EXERCISE DETAILS: From the key pattern tables below, list every key pattern whose TTL is something other than "None," and give each one's TTL.

PAGE EXTRACT:
_ _ _ _ _

Auth Keys (auth:*, user:*, session:*)
| Key Pattern | Type | TTL | Purpose |
|---|---|---|---|
auth:<keyID> | String | None | API key record (bcrypt hash, role, tenant) |
auth:prefix:<prefix> | Set | None | Key IDs by ck_XXXXXXXX prefix |
auth:tenant:<tenant> | Set | None | Key IDs per tenant |
user:<tenant>:<username> | String | None | User record (password hash, role) |
user:id:<userID> | String | None | User reference (tenant:username) |
user:email:<tenant>:<email> | String | None | Email → username index |
user:tenant:<tenant> | Set | None | User IDs per tenant |
session:<token> | String | 1h | Session token → auth context |
login:failed:<user>:<ip> | String | 15m | Per-IP failed login counter |
login:failed:global:<user> | String | 15m | Global failed login counter |
Context / Result Keys (ctx:*, res:*)
| Key Pattern | Type | TTL | Purpose |
|---|---|---|---|
ctx:<jobID> | String | 24h | Job context/memory window data |
res:<jobID> | String | 24h | Job result data |
TTL controlled by REDIS_DATA_TTL_SECONDS (default 86400 = 24h).
DLQ Keys (dlq:*)
| Key Pattern | Type | TTL | Purpose |
|---|---|---|---|
dlq:entry:<jobID> | String | 30d | Dead letter entry (JSON) |
dlq:index | Sorted Set | None | DLQ entries by creation time |
TTL controlled by CORDUM_DLQ_ENTRY_TTL_DAYS (default 30).

_ _ _ _ _

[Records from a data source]
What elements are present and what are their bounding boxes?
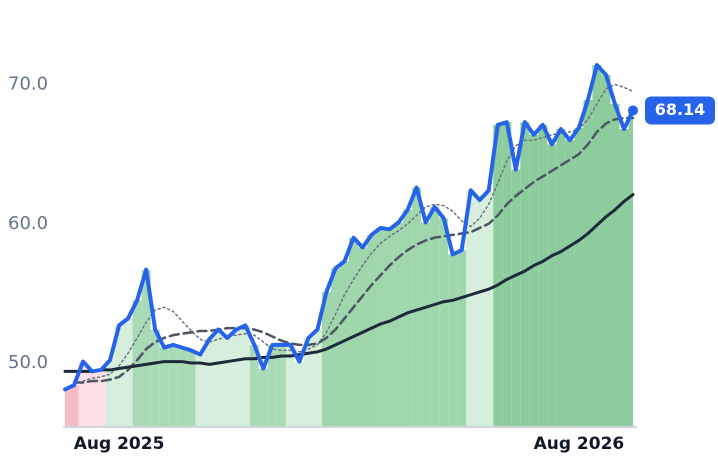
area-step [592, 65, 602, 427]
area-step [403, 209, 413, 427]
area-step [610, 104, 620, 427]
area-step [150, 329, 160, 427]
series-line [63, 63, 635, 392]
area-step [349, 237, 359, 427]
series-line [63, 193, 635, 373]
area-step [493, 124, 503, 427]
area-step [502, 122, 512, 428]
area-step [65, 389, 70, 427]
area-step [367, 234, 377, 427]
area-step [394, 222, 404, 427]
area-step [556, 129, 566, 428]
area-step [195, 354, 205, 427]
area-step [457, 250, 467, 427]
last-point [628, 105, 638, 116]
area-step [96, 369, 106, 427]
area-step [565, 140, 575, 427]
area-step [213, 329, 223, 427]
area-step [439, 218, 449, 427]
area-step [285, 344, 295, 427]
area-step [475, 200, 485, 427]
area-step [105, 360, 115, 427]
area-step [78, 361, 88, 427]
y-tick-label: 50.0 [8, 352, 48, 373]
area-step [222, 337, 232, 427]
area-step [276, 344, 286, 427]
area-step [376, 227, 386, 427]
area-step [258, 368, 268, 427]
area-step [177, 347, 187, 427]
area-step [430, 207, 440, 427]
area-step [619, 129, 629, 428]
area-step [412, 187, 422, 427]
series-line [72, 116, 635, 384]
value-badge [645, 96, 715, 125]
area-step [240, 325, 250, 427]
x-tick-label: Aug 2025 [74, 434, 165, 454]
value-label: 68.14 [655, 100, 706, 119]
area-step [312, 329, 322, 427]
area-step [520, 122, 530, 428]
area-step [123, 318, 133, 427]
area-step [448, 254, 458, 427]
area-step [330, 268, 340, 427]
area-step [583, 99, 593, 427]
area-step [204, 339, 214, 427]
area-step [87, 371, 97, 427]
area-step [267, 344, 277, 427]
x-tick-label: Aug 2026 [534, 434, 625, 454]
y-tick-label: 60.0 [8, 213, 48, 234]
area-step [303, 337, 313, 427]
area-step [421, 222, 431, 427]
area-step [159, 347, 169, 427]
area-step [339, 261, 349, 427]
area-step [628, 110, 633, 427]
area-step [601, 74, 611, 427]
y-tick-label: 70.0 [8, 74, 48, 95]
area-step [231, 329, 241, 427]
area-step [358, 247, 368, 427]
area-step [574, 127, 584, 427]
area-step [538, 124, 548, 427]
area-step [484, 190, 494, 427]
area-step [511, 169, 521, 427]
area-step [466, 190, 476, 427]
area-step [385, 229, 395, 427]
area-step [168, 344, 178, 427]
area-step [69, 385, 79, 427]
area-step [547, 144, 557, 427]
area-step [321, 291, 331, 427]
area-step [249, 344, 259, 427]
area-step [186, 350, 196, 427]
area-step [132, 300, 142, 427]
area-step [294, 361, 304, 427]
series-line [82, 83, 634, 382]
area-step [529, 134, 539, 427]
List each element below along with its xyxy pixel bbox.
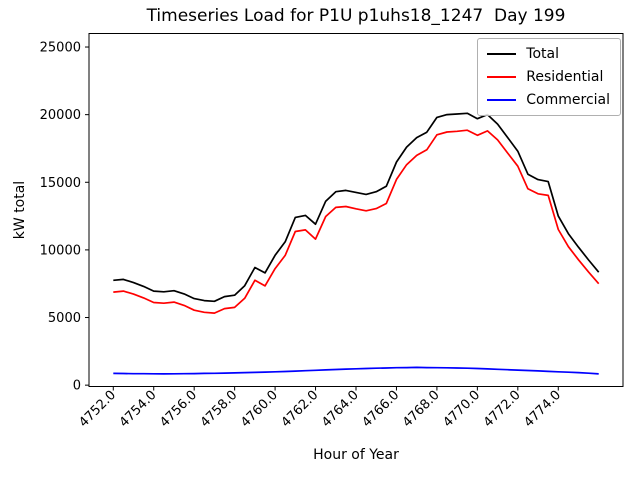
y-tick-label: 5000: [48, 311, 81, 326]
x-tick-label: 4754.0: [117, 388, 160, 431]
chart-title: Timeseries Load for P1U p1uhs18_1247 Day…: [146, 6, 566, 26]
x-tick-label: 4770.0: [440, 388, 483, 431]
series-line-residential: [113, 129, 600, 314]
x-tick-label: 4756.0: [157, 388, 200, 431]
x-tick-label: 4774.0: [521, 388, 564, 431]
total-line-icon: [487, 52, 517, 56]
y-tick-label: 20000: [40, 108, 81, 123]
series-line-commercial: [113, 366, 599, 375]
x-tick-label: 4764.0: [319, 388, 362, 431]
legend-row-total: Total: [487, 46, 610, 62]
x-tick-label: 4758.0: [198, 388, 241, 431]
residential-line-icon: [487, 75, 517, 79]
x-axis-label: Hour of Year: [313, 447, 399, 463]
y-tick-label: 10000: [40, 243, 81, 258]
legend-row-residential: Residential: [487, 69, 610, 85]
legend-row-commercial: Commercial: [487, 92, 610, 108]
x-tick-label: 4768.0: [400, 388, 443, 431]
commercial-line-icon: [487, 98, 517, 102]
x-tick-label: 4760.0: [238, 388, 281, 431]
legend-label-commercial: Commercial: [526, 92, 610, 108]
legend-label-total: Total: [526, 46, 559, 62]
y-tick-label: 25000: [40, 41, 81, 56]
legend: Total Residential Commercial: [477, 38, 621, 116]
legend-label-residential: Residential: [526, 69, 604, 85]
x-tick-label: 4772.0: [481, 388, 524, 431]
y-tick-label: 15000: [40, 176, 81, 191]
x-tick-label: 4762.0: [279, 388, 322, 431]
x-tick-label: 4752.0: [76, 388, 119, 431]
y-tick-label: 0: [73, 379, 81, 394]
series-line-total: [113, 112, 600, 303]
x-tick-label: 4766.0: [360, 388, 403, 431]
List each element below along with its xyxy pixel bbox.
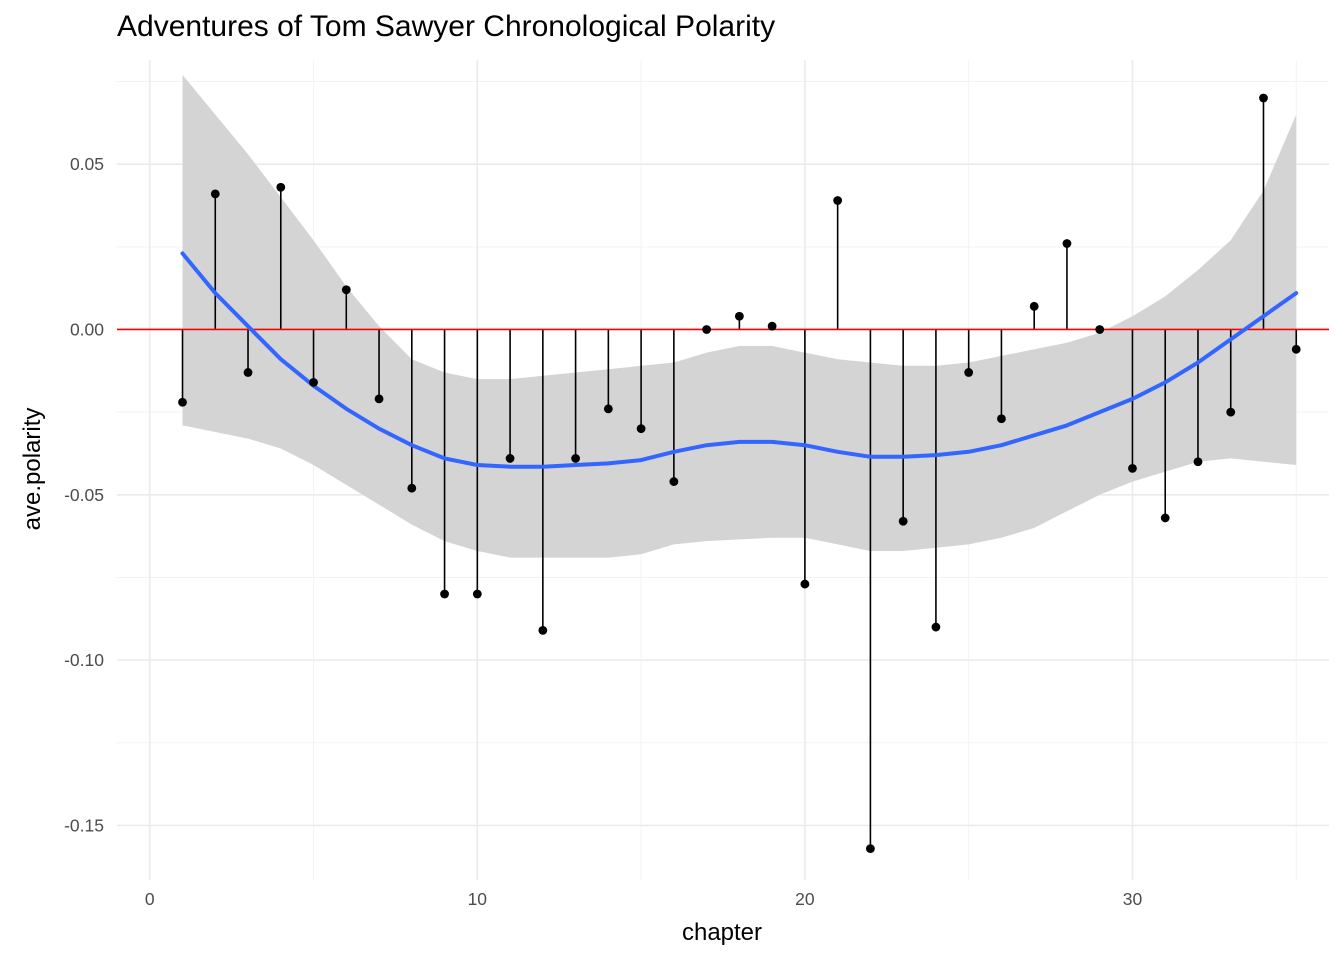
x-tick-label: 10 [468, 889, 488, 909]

_ _ _ _ _

WRITTEN SOLUTION:
- session:<token>: 1h
- login:failed:<user>:<ip>: 15m
- login:failed:global:<user>: 15m
- ctx:<jobID>: 24h
- res:<jobID>: 24h
- dlq:entry:<jobID>: 30d